▶ The problem:
Return each line containing the string "text".

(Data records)
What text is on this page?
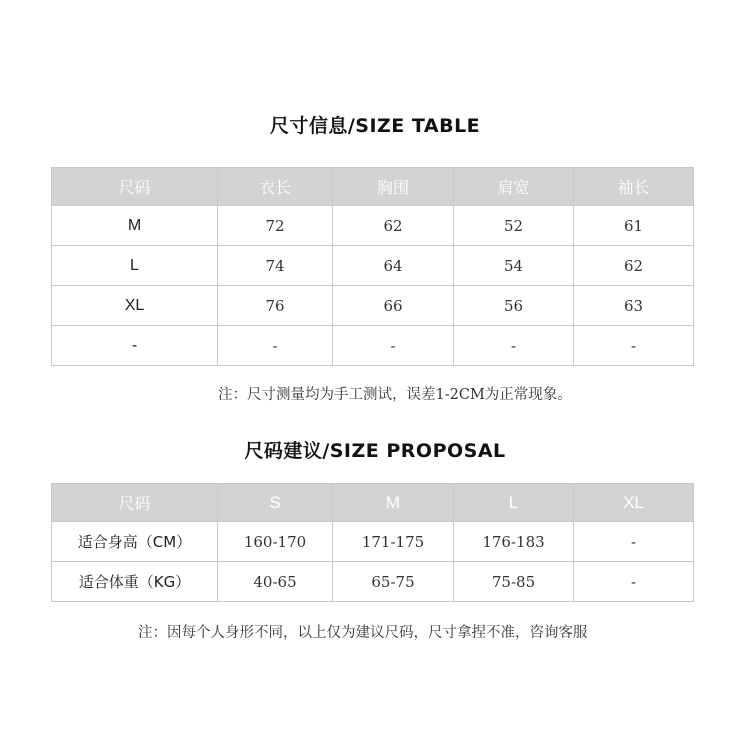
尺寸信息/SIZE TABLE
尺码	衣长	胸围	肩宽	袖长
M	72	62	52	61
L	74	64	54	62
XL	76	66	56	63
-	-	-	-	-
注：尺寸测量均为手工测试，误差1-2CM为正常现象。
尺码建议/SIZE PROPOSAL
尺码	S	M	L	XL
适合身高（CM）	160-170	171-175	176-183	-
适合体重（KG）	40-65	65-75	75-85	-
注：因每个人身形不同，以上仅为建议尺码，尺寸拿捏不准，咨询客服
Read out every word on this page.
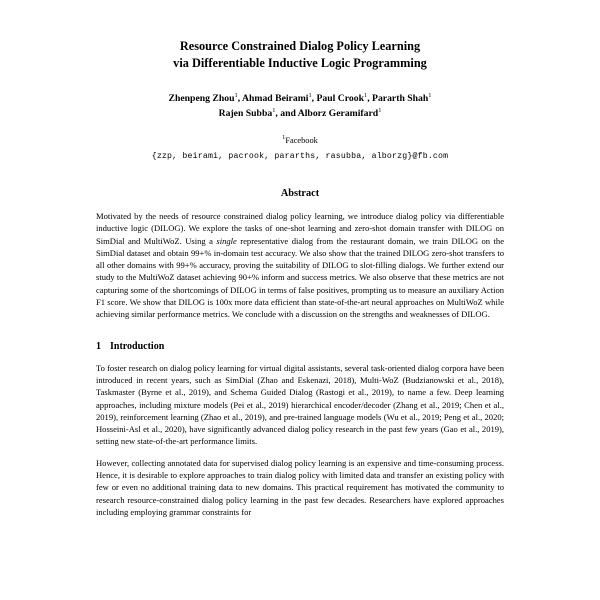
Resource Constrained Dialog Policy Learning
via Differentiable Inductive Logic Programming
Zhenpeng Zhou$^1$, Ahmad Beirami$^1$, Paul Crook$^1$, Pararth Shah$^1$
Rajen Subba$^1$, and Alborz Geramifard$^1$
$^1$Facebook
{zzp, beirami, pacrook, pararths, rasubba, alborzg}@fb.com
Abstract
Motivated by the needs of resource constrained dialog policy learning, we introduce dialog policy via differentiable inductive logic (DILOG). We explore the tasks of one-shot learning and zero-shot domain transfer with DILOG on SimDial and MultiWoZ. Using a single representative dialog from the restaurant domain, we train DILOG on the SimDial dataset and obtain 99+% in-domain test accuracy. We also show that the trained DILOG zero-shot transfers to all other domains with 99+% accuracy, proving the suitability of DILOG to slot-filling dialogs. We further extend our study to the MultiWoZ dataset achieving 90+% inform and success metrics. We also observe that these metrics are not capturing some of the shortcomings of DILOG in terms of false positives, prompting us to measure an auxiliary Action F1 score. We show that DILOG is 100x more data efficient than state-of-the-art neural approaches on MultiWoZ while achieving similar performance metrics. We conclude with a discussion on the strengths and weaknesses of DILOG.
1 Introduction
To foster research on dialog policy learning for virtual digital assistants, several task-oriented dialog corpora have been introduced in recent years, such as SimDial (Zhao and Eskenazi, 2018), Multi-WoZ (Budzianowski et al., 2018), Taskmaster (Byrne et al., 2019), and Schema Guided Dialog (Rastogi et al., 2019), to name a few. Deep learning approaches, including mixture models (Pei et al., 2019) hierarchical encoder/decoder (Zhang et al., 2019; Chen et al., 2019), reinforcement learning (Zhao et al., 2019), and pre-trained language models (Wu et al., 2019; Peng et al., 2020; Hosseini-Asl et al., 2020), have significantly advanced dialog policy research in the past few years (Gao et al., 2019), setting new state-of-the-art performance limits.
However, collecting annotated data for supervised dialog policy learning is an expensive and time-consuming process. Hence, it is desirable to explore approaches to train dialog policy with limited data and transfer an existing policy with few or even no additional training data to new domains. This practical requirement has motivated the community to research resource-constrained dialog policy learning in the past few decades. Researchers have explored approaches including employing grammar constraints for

...

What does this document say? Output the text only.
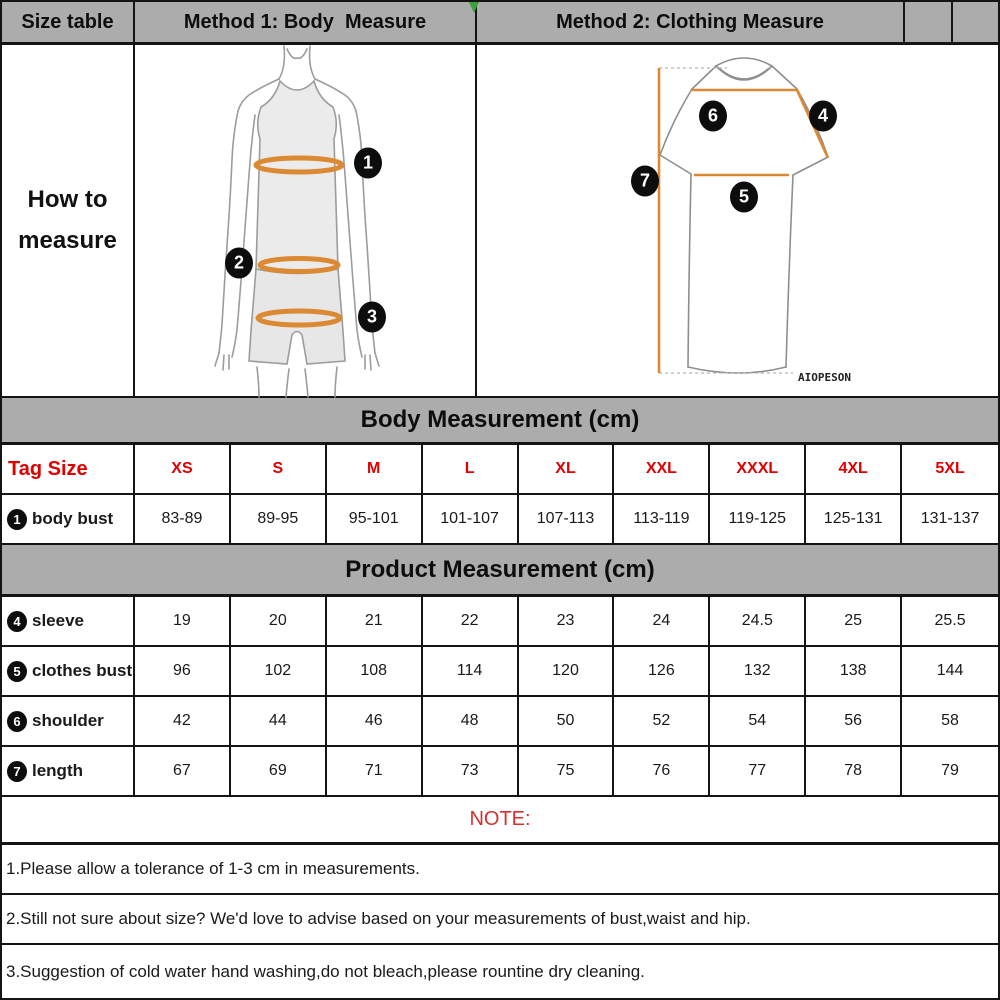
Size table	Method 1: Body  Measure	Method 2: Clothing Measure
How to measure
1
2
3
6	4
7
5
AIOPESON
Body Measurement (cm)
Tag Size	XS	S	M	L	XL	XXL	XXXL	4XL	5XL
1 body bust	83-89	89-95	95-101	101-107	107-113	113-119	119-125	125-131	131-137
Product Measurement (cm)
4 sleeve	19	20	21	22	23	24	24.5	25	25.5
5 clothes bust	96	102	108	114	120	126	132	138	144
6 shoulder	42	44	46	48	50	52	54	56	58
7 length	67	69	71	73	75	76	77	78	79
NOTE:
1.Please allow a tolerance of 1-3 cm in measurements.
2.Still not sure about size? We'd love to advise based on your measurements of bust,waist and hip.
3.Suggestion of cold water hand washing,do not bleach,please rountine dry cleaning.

▶ Solution:
What text is on this page?
What does this document say? Output the text only.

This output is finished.